**Aim**: Please copy the records word for word, taking the stretch from their very first line through the line that contains "donut-slices-group: [426, 296, 1641, 1510]", both ends included.
*** Provided records
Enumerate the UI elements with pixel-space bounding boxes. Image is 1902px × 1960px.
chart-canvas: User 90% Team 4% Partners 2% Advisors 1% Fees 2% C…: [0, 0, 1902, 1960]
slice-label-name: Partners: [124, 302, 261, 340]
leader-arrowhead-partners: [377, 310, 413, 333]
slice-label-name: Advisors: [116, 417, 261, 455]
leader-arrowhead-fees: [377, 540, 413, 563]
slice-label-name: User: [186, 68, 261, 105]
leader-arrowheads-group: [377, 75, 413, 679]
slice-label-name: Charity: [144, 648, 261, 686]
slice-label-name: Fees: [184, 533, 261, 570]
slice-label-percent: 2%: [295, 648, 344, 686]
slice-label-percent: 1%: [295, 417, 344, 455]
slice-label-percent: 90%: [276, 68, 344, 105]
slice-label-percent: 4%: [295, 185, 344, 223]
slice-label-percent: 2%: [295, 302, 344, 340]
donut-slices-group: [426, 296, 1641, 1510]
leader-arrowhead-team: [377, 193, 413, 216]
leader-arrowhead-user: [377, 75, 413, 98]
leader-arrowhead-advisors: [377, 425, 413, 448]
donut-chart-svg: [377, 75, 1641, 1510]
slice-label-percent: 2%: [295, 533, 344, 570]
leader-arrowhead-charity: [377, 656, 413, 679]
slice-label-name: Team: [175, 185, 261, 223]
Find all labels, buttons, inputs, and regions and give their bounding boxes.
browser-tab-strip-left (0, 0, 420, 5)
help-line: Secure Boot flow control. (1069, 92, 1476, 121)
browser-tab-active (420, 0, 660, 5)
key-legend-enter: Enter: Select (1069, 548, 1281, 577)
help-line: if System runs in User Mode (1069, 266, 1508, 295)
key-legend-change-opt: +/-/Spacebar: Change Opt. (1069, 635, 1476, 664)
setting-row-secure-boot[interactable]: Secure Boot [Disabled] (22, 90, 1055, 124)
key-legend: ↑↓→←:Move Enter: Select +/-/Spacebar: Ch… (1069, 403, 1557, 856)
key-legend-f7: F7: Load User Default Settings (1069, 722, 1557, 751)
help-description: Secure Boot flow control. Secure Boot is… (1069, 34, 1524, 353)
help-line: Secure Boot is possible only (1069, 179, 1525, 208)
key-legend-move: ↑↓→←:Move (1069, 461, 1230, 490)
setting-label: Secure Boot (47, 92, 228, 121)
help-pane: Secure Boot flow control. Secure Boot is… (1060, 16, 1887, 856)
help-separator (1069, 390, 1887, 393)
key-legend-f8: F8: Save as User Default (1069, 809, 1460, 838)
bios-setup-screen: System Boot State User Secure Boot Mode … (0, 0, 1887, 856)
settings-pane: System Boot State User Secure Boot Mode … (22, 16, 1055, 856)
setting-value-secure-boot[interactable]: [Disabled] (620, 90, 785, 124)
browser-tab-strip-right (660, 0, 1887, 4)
******
**Output for this task**:
Enumerate the UI elements with pixel-space bounding boxes. Image is 1902px × 1960px.
chart-canvas: User 90% Team 4% Partners 2% Advisors 1% Fees 2% C…: [0, 0, 1902, 1960]
slice-label-name: Partners: [124, 302, 261, 340]
leader-arrowhead-partners: [377, 310, 413, 333]
slice-label-name: Advisors: [116, 417, 261, 455]
leader-arrowhead-fees: [377, 540, 413, 563]
slice-label-name: User: [186, 68, 261, 105]
leader-arrowheads-group: [377, 75, 413, 679]
slice-label-name: Charity: [144, 648, 261, 686]
slice-label-name: Fees: [184, 533, 261, 570]
slice-label-percent: 2%: [295, 648, 344, 686]
slice-label-percent: 1%: [295, 417, 344, 455]
slice-label-percent: 90%: [276, 68, 344, 105]
slice-label-percent: 4%: [295, 185, 344, 223]
slice-label-percent: 2%: [295, 302, 344, 340]
donut-slices-group: [426, 296, 1641, 1510]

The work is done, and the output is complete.